- GOAL OF THE EXERCISE
Reproduce each line that includes the word "JSON".

[Start of PROVIDED DATA]

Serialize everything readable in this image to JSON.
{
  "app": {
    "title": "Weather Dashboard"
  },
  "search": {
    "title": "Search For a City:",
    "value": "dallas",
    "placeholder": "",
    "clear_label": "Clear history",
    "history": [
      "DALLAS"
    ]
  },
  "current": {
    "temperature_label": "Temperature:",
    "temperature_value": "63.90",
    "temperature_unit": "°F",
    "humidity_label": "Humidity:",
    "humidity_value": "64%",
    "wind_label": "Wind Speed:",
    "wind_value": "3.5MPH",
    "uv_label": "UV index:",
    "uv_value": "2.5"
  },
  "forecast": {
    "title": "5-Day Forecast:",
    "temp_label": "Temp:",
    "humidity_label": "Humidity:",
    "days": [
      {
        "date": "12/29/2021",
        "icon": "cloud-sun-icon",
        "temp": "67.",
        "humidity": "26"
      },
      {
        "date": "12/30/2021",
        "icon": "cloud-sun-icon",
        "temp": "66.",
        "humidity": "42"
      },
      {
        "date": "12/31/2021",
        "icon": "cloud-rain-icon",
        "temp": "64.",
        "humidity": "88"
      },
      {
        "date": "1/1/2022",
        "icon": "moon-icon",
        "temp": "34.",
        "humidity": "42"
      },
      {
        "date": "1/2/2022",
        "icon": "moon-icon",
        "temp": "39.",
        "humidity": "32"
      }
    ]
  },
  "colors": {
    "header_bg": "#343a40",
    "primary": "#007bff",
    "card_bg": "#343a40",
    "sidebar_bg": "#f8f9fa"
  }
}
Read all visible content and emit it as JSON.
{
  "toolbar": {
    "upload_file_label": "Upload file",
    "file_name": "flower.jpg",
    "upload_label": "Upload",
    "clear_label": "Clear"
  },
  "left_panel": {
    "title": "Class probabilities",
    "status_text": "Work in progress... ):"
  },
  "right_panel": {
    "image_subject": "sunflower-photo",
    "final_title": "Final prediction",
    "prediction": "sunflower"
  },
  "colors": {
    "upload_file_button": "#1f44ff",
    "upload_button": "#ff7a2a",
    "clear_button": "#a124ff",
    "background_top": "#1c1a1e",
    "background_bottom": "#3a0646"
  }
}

[End of PROVIDED DATA]

- IN RESPONSE
Serialize everything readable in this image to JSON.
Read all visible content and emit it as JSON.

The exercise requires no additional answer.